_Set exercise_.
Quote the part of the passive design article that opens with the words containing "These work together" and closes with "shading for summer.".

_Selected excerpt_.
= = = =

Passive design principles: a win for you and the environment

Imagine you could build a new house, so well designed that it didn’t require much in the way of artificial heating or cooling thereby making it affordable to run and perfectly comfortable all year round. Sounds ideal, right? The cost to build a new home is a big enough outlay so reducing running costs would certainly be a bonus. Such an energy efficient home is not only possible but it’s encouraged with the use of passive design principles.

Passive design principles are about careful design and quality construction as well as working with the local climate. It’s ‘passive’ in that the building envelope does most of the work to maintain comfortable temperatures so there’s less reliance on air conditioners in the summer and heating units in the winter. This of course means cheaper power bills – and we all like that!

Passive design principles incorporate building features such as:

  • orientation
  • thermal mass
  • insulation
  • glazing

These work together to take advantage of natural sources of heating and cooling, such as sun and breezes, and to minimise unwanted heat gain and loss.

Let’s take a closer look at these features in relation to the Valley Series house designs.


When you build a new house one of the most important decision is where it will be positioned on your block of land. Let’s be clear, aspect isn’t just about finding a good view. Good orientation can be achieved on almost any block of land, even small blocks, with careful design. In the southern hemisphere, making the most of that northern aspect is a key factor with passive design principles. The ideal is to optimize the orientation of the home for solar gain in winter with appropriate shading for summer.

Comfortable living

Valley Homes created the Valley Series to provide clients with the style of an architectural home, the flexibility of mix and match home design and the advantages of passive design principles.

= = = =

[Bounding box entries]

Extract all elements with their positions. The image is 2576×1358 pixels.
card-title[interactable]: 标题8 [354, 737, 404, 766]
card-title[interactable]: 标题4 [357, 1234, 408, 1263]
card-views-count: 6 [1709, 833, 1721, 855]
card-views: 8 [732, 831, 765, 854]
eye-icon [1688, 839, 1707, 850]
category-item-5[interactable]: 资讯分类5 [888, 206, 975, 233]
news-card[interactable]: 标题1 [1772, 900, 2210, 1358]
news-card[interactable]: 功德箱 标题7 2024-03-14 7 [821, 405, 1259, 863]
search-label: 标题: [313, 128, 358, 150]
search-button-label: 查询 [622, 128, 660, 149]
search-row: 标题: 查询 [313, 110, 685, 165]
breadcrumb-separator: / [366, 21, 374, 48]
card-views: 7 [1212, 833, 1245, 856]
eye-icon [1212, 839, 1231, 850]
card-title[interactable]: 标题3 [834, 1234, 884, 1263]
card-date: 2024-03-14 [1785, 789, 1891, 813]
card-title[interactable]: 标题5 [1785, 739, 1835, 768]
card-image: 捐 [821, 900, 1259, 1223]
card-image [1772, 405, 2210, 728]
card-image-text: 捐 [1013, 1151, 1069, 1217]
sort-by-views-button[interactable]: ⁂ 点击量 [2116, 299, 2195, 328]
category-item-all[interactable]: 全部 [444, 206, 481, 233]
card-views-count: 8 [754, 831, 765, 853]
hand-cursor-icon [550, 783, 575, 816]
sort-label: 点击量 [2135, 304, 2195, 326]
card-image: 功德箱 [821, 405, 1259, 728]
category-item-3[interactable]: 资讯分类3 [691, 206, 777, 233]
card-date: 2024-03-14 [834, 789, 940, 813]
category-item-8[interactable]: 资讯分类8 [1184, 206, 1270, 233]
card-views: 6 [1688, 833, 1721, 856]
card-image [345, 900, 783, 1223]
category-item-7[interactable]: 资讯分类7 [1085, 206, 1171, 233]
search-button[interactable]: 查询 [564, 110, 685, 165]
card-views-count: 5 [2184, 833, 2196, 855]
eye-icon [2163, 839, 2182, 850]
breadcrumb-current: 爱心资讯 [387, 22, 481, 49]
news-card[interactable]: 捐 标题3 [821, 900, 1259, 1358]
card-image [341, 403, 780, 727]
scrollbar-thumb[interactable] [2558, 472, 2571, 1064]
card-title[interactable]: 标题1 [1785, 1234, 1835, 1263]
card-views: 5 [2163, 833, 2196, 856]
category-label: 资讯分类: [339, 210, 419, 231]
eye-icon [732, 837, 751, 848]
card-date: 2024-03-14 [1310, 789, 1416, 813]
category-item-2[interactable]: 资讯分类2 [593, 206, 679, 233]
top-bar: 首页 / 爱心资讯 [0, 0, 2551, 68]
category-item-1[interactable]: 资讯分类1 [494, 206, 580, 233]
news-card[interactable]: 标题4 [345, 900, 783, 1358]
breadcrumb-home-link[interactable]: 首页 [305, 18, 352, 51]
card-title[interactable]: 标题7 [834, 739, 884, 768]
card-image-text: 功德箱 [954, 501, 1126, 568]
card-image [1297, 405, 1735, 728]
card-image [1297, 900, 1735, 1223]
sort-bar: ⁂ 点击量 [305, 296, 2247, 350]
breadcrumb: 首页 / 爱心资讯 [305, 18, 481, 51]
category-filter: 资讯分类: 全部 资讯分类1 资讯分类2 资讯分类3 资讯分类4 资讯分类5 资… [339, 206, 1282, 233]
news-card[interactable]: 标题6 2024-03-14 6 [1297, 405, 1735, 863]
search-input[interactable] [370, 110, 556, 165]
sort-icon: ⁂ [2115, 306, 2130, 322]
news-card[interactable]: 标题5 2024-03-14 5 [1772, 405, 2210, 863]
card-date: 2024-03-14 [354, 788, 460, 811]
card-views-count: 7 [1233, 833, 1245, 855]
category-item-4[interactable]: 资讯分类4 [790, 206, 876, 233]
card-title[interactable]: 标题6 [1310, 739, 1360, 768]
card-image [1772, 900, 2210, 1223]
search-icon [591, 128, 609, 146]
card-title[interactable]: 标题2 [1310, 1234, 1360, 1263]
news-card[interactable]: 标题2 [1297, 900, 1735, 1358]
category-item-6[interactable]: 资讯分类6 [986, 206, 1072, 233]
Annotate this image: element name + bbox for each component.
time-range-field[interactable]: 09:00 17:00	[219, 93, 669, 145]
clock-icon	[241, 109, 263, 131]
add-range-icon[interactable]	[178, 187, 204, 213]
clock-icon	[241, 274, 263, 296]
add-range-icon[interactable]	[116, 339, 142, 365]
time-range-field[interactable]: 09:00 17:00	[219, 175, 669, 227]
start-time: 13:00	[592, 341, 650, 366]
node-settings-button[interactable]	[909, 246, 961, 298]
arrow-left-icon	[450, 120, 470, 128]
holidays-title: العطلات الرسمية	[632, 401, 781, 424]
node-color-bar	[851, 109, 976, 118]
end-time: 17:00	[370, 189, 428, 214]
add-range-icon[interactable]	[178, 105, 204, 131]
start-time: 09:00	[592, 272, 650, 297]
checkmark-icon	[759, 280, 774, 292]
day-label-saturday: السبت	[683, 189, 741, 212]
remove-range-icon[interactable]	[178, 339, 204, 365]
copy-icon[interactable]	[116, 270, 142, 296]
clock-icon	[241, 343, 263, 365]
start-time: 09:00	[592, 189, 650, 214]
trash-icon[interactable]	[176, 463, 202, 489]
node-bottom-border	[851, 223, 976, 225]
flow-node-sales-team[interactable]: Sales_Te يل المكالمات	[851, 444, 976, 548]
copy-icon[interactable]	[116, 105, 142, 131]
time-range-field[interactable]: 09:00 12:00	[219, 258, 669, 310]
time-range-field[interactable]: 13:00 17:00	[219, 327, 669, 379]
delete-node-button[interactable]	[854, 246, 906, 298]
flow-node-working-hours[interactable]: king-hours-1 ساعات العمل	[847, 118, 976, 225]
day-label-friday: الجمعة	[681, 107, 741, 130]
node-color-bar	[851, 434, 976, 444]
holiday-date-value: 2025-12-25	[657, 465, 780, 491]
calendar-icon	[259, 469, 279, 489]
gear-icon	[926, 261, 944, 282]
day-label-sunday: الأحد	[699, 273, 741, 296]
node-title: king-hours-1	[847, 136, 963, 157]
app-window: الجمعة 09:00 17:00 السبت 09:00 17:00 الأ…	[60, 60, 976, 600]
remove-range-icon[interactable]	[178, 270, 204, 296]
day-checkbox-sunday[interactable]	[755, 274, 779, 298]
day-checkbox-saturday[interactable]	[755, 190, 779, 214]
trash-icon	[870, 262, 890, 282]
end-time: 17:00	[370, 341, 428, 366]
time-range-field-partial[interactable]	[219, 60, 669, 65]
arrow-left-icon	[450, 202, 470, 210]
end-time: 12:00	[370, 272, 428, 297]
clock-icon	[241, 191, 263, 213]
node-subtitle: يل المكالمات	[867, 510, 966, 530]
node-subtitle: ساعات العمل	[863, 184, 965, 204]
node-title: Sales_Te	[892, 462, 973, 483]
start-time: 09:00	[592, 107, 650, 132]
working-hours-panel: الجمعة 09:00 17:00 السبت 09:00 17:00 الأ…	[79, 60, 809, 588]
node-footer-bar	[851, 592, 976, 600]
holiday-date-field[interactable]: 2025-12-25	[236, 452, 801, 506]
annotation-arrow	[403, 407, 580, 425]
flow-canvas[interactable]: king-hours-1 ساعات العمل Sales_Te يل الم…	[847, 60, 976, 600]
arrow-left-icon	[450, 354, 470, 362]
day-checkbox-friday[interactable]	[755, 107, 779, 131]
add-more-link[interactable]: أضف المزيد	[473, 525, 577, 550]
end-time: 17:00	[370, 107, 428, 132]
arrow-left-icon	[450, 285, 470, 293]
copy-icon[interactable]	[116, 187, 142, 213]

= = = =

_Exercise solution_.
These work together to take advantage of natural sources of heating and cooling, such as sun and breezes, and to minimise unwanted heat gain and loss.

Let’s take a closer look at these features in relation to the Valley Series house designs.


When you build a new house one of the most important decision is where it will be positioned on your block of land. Let’s be clear, aspect isn’t just about finding a good view. Good orientation can be achieved on almost any block of land, even small blocks, with careful design. In the southern hemisphere, making the most of that northern aspect is a key factor with passive design principles. The ideal is to optimize the orientation of the home for solar gain in winter with appropriate shading for summer.